***** Excerpted text
Great Wall / Ora strengths

  • Strongest visual brand identity of any Chinese EV maker — Funky Cat is genuinely recognisable.
  • Five-star Euro NCAP rating early in European launch was a credibility unlock.
  • GWM private ownership avoids state-owned-enterprise political baggage that hits SAIC.
  • Larger interior than Mini Cooper or 500e at similar footprint.
  • Tight three-model lineup keeps brand identity coherent.

Great Wall / Ora weaknesses

  • DC charging speed (67 kW peak) trails European rivals and limits long-distance use.
  • EU countervailing duty has erased much of the original UK price advantage.
  • Female-targeted marketing positioning is controversial and limits male buyer appeal.
  • Small lineup means no growth path within the brand — buyers stepping up leave Ora entirely.
  • ADAS and software stack are middling for a 2026 model.

Related

Frequently asked questions

Why is the Ora 03 sold under three different names?
**********
***** Dataset records
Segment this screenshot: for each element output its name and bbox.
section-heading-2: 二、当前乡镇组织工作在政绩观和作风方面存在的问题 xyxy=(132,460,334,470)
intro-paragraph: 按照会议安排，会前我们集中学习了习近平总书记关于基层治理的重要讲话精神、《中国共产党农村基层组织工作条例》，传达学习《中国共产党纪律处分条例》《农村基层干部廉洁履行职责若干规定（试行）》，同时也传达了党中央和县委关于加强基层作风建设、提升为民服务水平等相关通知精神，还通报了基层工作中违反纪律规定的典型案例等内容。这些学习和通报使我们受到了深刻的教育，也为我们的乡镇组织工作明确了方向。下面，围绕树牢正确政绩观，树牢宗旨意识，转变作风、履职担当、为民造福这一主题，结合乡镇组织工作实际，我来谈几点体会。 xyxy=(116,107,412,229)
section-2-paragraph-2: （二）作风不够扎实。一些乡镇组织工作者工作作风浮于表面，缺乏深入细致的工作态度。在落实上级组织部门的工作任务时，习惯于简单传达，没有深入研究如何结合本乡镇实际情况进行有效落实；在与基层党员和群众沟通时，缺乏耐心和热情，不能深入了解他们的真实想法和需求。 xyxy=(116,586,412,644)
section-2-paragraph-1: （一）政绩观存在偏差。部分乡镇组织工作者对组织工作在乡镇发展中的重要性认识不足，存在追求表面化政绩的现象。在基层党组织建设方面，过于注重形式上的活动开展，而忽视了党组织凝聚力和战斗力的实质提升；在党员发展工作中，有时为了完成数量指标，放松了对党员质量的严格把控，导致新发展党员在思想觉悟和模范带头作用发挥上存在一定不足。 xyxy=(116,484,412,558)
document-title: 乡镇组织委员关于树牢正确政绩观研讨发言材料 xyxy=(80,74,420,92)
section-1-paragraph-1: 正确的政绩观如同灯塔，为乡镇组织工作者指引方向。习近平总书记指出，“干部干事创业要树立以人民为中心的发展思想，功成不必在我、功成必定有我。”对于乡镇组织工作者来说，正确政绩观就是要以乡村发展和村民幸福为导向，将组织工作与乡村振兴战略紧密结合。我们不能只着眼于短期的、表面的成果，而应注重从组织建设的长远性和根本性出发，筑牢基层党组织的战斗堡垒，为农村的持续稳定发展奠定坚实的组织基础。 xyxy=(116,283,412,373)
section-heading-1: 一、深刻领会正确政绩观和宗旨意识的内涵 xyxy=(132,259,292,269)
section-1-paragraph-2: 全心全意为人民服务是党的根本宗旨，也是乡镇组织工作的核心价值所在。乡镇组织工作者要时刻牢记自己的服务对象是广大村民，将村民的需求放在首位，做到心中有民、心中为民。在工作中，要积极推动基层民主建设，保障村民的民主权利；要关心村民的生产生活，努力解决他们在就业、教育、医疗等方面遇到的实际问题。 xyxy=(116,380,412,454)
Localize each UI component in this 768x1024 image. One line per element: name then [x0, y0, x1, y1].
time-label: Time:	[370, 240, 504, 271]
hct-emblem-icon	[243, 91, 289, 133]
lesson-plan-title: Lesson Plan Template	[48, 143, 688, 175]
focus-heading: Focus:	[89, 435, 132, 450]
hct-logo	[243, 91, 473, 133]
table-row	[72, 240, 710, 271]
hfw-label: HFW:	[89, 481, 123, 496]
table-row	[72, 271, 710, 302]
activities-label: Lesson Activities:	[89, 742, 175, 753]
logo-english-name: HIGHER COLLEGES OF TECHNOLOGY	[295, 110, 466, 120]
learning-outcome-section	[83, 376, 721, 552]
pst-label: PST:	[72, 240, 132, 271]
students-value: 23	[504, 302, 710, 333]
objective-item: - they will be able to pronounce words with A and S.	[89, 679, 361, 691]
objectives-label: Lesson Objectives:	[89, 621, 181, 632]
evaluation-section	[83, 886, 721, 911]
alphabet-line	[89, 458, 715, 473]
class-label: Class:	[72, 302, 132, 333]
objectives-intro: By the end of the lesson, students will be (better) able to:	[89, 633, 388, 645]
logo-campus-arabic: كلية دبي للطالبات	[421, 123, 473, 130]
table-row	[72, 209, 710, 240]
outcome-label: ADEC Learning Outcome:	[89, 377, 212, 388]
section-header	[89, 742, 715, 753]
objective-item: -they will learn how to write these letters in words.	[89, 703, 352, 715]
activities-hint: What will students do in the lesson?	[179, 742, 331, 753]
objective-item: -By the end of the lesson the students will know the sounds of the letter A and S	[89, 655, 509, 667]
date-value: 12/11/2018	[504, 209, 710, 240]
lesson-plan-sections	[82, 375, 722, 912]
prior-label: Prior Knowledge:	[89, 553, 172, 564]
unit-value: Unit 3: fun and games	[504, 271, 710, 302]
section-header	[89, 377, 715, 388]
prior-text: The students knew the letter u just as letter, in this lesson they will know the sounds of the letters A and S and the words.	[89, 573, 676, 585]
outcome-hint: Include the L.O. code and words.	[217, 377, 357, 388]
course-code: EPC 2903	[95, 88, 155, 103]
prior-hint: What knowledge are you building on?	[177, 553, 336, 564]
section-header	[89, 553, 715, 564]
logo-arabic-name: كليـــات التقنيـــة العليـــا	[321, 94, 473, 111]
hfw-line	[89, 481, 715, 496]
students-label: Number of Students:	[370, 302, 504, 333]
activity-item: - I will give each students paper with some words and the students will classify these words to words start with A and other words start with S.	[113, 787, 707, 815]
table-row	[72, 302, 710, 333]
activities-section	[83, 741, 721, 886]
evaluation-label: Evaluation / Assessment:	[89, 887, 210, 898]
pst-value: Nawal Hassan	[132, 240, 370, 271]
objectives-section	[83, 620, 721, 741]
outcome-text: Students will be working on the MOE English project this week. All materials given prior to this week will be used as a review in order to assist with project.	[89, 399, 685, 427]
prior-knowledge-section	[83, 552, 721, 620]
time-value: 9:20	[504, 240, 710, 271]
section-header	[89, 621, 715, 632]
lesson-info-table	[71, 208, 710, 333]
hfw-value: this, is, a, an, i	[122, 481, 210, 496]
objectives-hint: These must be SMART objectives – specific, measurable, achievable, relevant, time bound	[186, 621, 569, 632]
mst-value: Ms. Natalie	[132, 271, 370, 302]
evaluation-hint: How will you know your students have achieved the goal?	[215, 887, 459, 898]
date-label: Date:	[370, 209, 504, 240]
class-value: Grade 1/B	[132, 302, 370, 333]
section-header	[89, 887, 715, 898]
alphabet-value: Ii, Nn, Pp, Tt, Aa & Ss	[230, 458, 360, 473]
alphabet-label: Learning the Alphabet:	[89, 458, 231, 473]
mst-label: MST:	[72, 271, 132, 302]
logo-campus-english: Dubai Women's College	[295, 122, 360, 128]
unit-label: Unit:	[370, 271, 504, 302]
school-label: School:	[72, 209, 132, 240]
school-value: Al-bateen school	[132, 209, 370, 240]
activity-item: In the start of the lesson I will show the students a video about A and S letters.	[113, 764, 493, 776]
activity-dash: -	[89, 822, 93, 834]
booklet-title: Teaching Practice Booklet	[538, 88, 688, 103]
**********
*What the exercise asks:*
Continue the text on Great Wall's Ora brand from the point where it stops.

*Response area:*
Marketing localisation. In China it's the Ora Good Cat (好猫). In the UK and several EU markets it launched as the Funky Cat — a name British buyers found charming and reviewers couldn't resist using in every headline. From around 2024 GWM standardised on 'Ora 03' across Europe to align with the rest of the Cat lineup numbering (Ora 07 for the Lightning Cat sedan). The car itself is unchanged across the names. The 'Cat' branding was a deliberate attempt to be unmistakably Chinese-design-led rather than imitative of European retro cues, even though the styling clearly references Porsche 911 and Volkswagen Beetle silhouettes.

Is Ora a separate company from Great Wall Motor?

No, Ora is a sub-brand wholly owned by Great Wall Motor (GWM). GWM also owns Haval (SUVs), Tank (rugged SUVs), Wey (premium SUVs), and the GWM pickup line. Ora is the all-EV sub-brand specifically — launched in 2018, named after a Greek word for hope/light. GWM is publicly traded on Shanghai and Hong Kong exchanges and is private-sector owned (Wei Jianjun is the founder and majority shareholder), not state-owned.

Can I buy an Ora in the US?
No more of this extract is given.